SET TASK |
Which lines hold the word "number"? Show each of them.

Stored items
** START **

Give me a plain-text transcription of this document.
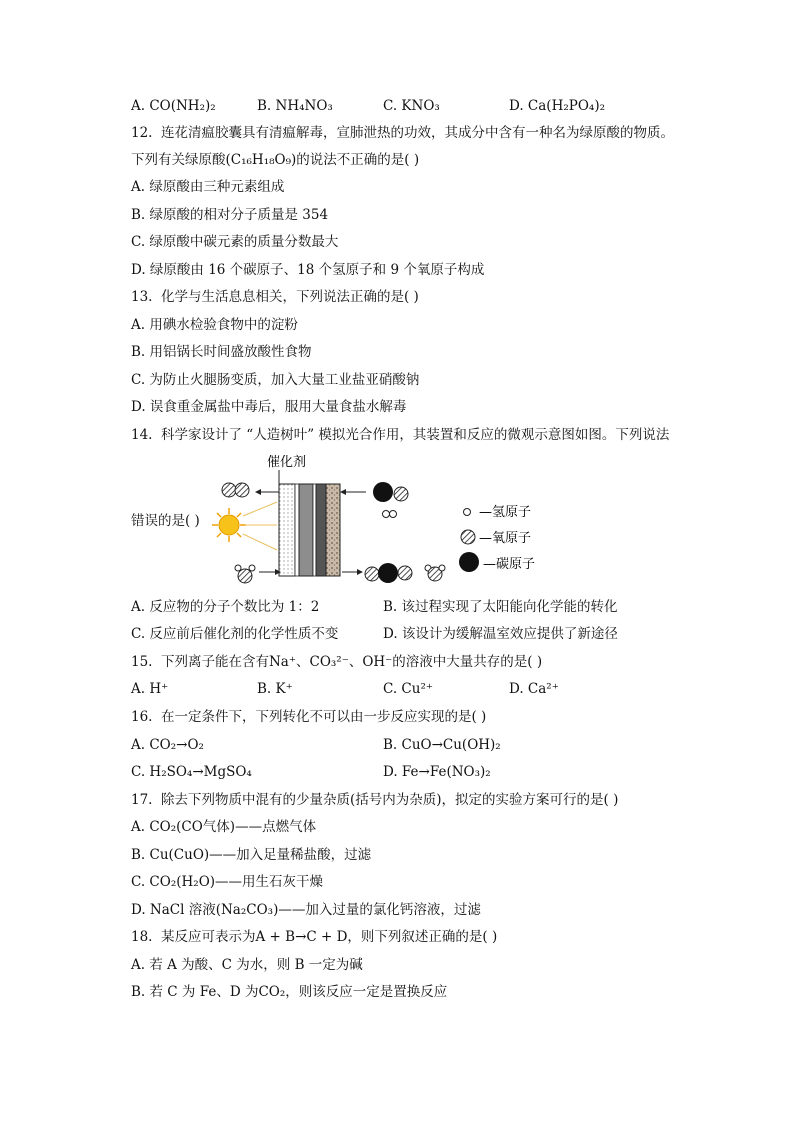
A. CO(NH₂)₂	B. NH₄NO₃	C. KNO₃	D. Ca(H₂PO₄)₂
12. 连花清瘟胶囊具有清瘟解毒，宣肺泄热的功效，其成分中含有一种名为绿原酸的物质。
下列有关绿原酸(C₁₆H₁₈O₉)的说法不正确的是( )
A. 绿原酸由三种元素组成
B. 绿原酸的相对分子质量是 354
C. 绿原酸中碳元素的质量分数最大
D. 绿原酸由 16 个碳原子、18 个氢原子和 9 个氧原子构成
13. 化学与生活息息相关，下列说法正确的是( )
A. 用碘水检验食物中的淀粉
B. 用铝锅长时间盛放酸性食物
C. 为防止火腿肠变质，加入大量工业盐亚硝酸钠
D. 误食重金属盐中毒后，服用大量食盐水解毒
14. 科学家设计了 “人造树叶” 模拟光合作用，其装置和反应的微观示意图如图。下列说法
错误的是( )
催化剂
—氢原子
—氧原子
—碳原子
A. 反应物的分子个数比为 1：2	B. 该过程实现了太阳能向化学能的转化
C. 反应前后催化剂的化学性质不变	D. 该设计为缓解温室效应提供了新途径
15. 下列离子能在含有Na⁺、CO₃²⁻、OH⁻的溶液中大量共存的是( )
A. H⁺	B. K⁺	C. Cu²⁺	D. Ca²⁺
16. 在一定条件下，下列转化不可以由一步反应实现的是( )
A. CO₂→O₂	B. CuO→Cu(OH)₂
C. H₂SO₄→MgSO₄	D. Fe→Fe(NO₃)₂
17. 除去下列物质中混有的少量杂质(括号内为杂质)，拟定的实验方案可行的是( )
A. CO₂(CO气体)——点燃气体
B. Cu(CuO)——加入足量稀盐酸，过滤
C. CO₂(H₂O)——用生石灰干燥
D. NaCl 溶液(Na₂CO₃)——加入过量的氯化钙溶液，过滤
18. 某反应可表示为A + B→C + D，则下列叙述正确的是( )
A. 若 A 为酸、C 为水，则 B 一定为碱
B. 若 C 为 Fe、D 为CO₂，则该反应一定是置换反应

** END **
** START **

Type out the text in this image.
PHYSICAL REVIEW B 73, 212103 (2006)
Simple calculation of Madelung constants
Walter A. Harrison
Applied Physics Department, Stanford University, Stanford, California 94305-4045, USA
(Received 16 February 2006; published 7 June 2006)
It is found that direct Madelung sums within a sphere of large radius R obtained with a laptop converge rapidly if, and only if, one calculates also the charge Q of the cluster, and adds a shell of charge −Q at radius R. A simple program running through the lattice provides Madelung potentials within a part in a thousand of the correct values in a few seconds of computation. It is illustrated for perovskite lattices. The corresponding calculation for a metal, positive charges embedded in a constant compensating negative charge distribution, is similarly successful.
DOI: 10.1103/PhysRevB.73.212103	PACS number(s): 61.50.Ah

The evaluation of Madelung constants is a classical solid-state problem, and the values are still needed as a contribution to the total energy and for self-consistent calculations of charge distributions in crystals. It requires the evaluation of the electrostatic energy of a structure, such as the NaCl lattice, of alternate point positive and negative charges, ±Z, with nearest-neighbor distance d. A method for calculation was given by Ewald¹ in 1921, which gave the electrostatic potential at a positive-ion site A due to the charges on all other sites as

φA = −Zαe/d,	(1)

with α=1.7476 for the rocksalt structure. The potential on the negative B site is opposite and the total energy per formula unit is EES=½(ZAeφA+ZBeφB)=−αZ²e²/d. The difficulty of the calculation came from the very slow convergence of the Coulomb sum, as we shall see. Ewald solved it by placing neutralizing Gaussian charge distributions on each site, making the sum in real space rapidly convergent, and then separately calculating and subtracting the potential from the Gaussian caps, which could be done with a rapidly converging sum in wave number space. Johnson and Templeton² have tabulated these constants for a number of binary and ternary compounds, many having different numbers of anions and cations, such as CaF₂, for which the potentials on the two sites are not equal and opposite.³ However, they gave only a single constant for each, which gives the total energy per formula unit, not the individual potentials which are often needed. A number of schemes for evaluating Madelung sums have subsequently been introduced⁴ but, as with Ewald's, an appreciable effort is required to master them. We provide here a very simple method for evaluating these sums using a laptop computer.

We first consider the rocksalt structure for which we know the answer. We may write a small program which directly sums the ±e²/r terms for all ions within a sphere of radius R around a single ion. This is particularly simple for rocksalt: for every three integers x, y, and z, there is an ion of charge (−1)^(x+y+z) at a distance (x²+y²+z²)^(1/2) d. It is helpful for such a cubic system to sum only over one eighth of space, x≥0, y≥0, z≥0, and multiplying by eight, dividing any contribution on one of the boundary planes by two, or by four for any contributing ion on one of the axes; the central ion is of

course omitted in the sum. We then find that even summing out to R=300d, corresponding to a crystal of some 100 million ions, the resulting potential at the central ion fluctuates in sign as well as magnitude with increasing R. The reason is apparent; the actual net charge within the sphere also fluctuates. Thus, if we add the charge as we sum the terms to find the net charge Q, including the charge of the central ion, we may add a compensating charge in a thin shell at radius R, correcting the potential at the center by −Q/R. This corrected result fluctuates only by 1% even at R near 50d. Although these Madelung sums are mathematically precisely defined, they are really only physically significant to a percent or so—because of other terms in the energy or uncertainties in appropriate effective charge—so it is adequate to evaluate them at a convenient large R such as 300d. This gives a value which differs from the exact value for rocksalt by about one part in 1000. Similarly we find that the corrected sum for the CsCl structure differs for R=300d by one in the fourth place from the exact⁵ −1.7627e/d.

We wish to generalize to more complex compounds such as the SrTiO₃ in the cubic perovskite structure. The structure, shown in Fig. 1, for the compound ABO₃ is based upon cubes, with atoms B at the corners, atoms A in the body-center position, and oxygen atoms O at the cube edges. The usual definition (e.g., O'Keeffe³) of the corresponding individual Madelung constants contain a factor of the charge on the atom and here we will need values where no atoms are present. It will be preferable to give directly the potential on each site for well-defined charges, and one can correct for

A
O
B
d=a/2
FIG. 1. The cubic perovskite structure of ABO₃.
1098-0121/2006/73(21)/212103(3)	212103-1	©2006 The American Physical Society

** END **

SOLUTION TO THIS PROBLEM |
DOI: 10.1103/PhysRevB.73.212103	PACS number(s): 61.50.Ah
with α=1.7476 for the rocksalt structure. The potential on the negative B site is opposite and the total energy per formula unit is EES=½(ZAeφA+ZBeφB)=−αZ²e²/d. The difficulty of the calculation came from the very slow convergence of the Coulomb sum, as we shall see. Ewald solved it by placing neutralizing Gaussian charge distributions on each site, making the sum in real space rapidly convergent, and then separately calculating and subtracting the potential from the Gaussian caps, which could be done with a rapidly converging sum in wave number space. Johnson and Templeton² have tabulated these constants for a number of binary and ternary compounds, many having different numbers of anions and cations, such as CaF₂, for which the potentials on the two sites are not equal and opposite.³ However, they gave only a single constant for each, which gives the total energy per formula unit, not the individual potentials which are often needed. A number of schemes for evaluating Madelung sums have subsequently been introduced⁴ but, as with Ewald's, an appreciable effort is required to master them. We provide here a very simple method for evaluating these sums using a laptop computer.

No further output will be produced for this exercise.